— Direction —
Rewrite the lines from the one containing "side-tab-price-dist[interactable]: 分价 xyxy=(711,495,750,517)" through the one containing "volume-bar xyxy=(160,1063,162,1111)", inclusive, replacing "volume-bar" with "volume-column" and leaving everything else unchanged. Give only those lines.

— Extracted data —
------

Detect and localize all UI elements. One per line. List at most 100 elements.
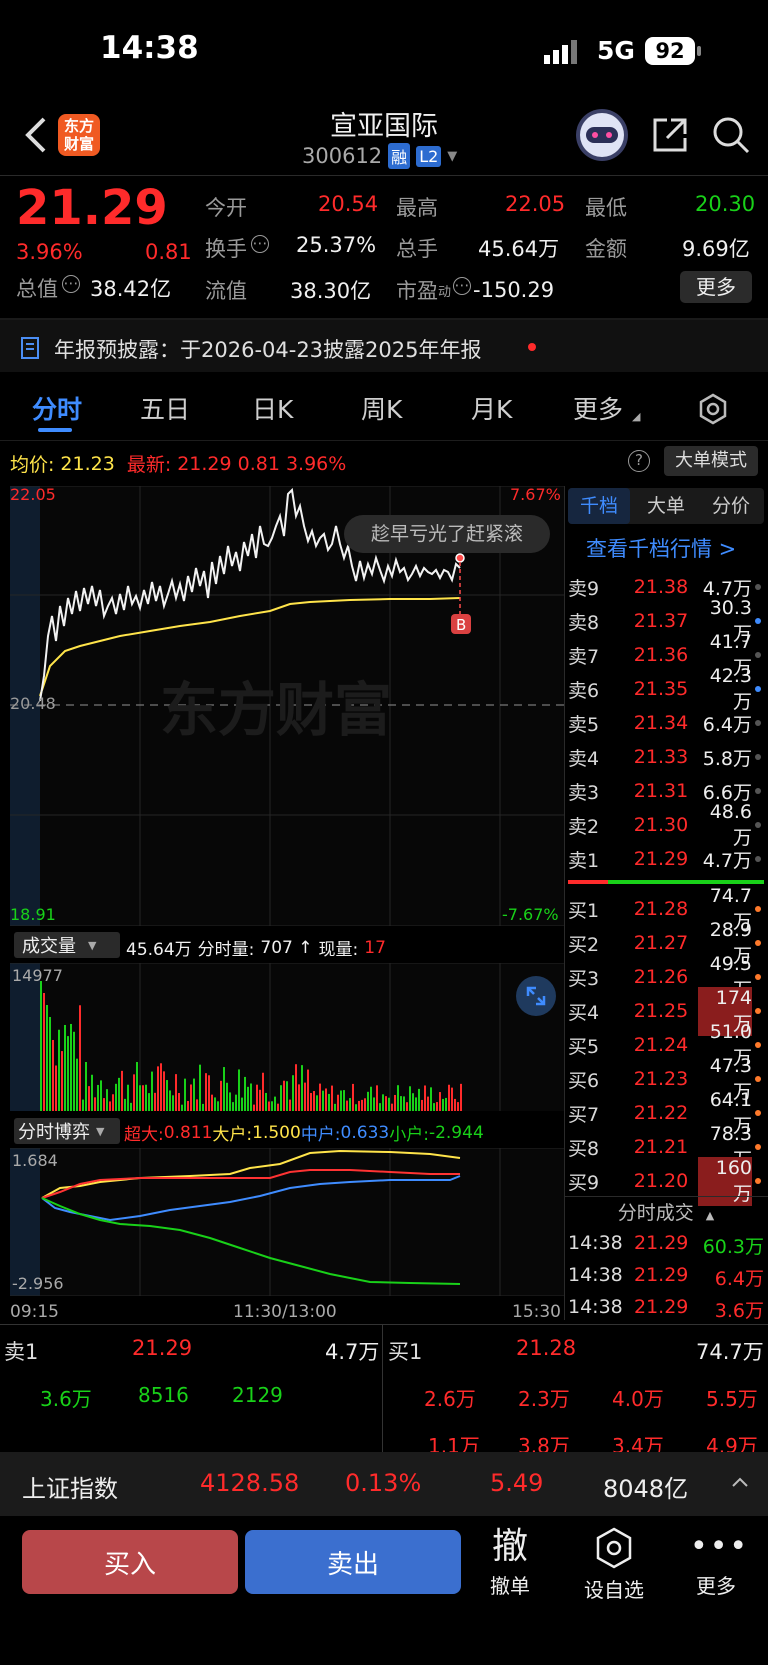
side-tab-price-dist[interactable]: 分价 xyxy=(711,495,750,517)
info-icon[interactable]: ⋯ xyxy=(453,276,472,295)
open-label: 今开 xyxy=(205,196,247,220)
tab-day-k[interactable]: 日K xyxy=(252,395,294,424)
volume-bar xyxy=(373,1097,375,1111)
tab-intraday[interactable]: 分时 xyxy=(32,395,83,424)
volume-bar xyxy=(160,1063,162,1111)
sell-button[interactable]: 卖出 xyxy=(245,1530,461,1594)
last-price: 21.29 xyxy=(16,180,168,236)
more-button[interactable]: 更多 xyxy=(680,271,752,303)
intraday-chart[interactable]: 东方财富 B 22.05 20.48 18.91 7.67% -7.67% xyxy=(10,486,564,926)
ask-row[interactable]: 卖1 21.29 4.7万 xyxy=(568,842,764,876)
ask-row[interactable]: 卖8 21.37 30.3万 xyxy=(568,597,764,645)
cancel-order-button[interactable]: 撤 撤单 xyxy=(480,1524,540,1604)
tab-week-k[interactable]: 周K xyxy=(361,395,403,424)
fund-flow-chart[interactable]: 1.684 -2.956 xyxy=(10,1148,564,1296)
ask-marker-dot xyxy=(755,822,761,828)
volume-bar xyxy=(58,1029,60,1111)
info-icon[interactable]: ⋯ xyxy=(62,274,80,293)
volume-bar xyxy=(43,993,45,1111)
volume-chart[interactable]: 14977 xyxy=(10,963,564,1111)
stock-code-row[interactable]: 300612 融 L2 ▼ xyxy=(302,143,457,169)
side-tab-depth[interactable]: 千档 xyxy=(568,488,630,524)
ask-marker-dot xyxy=(755,720,761,726)
buy-button[interactable]: 买入 xyxy=(22,1530,238,1594)
queue-buy-item: 4.0万 xyxy=(612,1387,664,1411)
big-order-mode-button[interactable]: 大单模式 xyxy=(664,446,758,476)
comment-bubble[interactable]: 趁早亏光了赶紧滚 xyxy=(344,515,550,553)
info-icon[interactable]: ⋯ xyxy=(251,234,269,253)
bid-volume: 47.3万 xyxy=(709,1054,752,1103)
volume-bar xyxy=(304,1082,306,1111)
ask-row[interactable]: 卖6 21.35 42.3万 xyxy=(568,665,764,713)
ask-row[interactable]: 卖3 21.31 6.6万 xyxy=(568,774,764,808)
turnover-label: 换手 xyxy=(205,237,247,261)
volume-bar xyxy=(337,1094,339,1111)
bid-row[interactable]: 买2 21.27 28.9万 xyxy=(568,919,764,967)
expand-icon[interactable] xyxy=(516,976,556,1016)
volume-bar xyxy=(244,1076,246,1111)
volume-bar xyxy=(124,1098,126,1111)
notice-text[interactable]: 年报预披露：于2026-04-23披露2025年年报 xyxy=(54,338,482,362)
change-amount: 0.81 xyxy=(145,240,192,264)
back-icon[interactable] xyxy=(22,115,52,155)
ask-row[interactable]: 卖2 21.30 48.6万 xyxy=(568,801,764,849)
ask-price: 21.34 xyxy=(633,712,689,734)
bid-row[interactable]: 买7 21.22 64.1万 xyxy=(568,1089,764,1137)
notice-bar[interactable] xyxy=(0,320,768,372)
volume-bar xyxy=(358,1100,360,1111)
volume-label: 总手 xyxy=(396,237,438,261)
robot-avatar-icon[interactable] xyxy=(576,109,628,161)
bid-volume: 160万 xyxy=(698,1156,752,1206)
volume-bar xyxy=(259,1089,261,1111)
bid-row[interactable]: 买9 21.20 160万 xyxy=(568,1156,764,1206)
volume-bar xyxy=(421,1099,423,1111)
ask-row[interactable]: 卖9 21.38 4.7万 xyxy=(568,570,764,604)
tab-five-day[interactable]: 五日 xyxy=(140,395,191,424)
bid-price: 21.23 xyxy=(633,1068,689,1090)
help-icon[interactable]: ? xyxy=(628,450,650,472)
tab-more[interactable]: 更多 xyxy=(573,395,624,424)
volume-bar xyxy=(91,1074,93,1111)
ticks-header[interactable]: 分时成交 ▲ xyxy=(568,1198,764,1225)
view-depth-link[interactable]: 查看千档行情 > xyxy=(586,537,737,561)
bid-row[interactable]: 买6 21.23 47.3万 xyxy=(568,1055,764,1103)
volume-dropdown[interactable]: 成交量 ▼ xyxy=(14,932,120,958)
ask-volume: 6.4万 xyxy=(702,713,752,736)
queue-sell-item: 2129 xyxy=(232,1383,283,1407)
ask-price: 21.37 xyxy=(633,610,689,632)
bid-row[interactable]: 买1 21.28 74.7万 xyxy=(568,885,764,933)
ask-row[interactable]: 卖7 21.36 41.7万 xyxy=(568,631,764,679)
tick-volume: 60.3万 xyxy=(702,1236,764,1258)
queue-buy-label: 买1 xyxy=(388,1340,423,1364)
volume-bar xyxy=(235,1094,237,1111)
chevron-up-icon[interactable] xyxy=(730,1472,750,1492)
ticks-header-label: 分时成交 xyxy=(617,1202,694,1224)
volume-bar xyxy=(298,1084,300,1111)
volume-bar xyxy=(52,1039,54,1111)
volume-bar xyxy=(148,1093,150,1111)
buy-marker-b: B xyxy=(456,616,466,634)
ask-price: 21.31 xyxy=(633,780,689,802)
bid-row[interactable]: 买4 21.25 174万 xyxy=(568,986,764,1036)
ask-row[interactable]: 卖5 21.34 6.4万 xyxy=(568,706,764,740)
bid-row[interactable]: 买5 21.24 51.0万 xyxy=(568,1021,764,1069)
index-value: 4128.58 xyxy=(200,1469,300,1497)
add-watchlist-button[interactable]: 设自选 xyxy=(578,1524,650,1604)
side-tab-big-order[interactable]: 大单 xyxy=(646,495,685,517)
pct-min-label: -7.67% xyxy=(502,905,559,924)
more-actions-button[interactable]: ••• 更多 xyxy=(690,1524,747,1604)
volume-bar xyxy=(190,1084,192,1111)
pe-row: 市盈 动 ⋯ -150.29 xyxy=(396,275,554,305)
gear-icon[interactable] xyxy=(697,393,729,425)
logo-text-1: 东方 xyxy=(63,117,94,135)
tab-month-k[interactable]: 月K xyxy=(471,395,513,424)
share-icon[interactable] xyxy=(651,116,689,154)
volume-bar xyxy=(325,1088,327,1111)
index-bar[interactable] xyxy=(0,1452,768,1516)
ask-row[interactable]: 卖4 21.33 5.8万 xyxy=(568,740,764,774)
search-icon[interactable] xyxy=(711,115,751,155)
queue-sell-vol: 4.7万 xyxy=(325,1340,380,1364)
chevron-down-icon: ▼ xyxy=(88,938,97,952)
game-dropdown[interactable]: 分时博弈 ▼ xyxy=(14,1118,120,1144)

------

— The answer —
side-tab-price-dist[interactable]: 分价 xyxy=(711,495,750,517)
info-icon[interactable]: ⋯ xyxy=(453,276,472,295)
open-label: 今开 xyxy=(205,196,247,220)
tab-day-k[interactable]: 日K xyxy=(252,395,294,424)
volume-column xyxy=(373,1097,375,1111)
tab-intraday[interactable]: 分时 xyxy=(32,395,83,424)
volume-column xyxy=(160,1063,162,1111)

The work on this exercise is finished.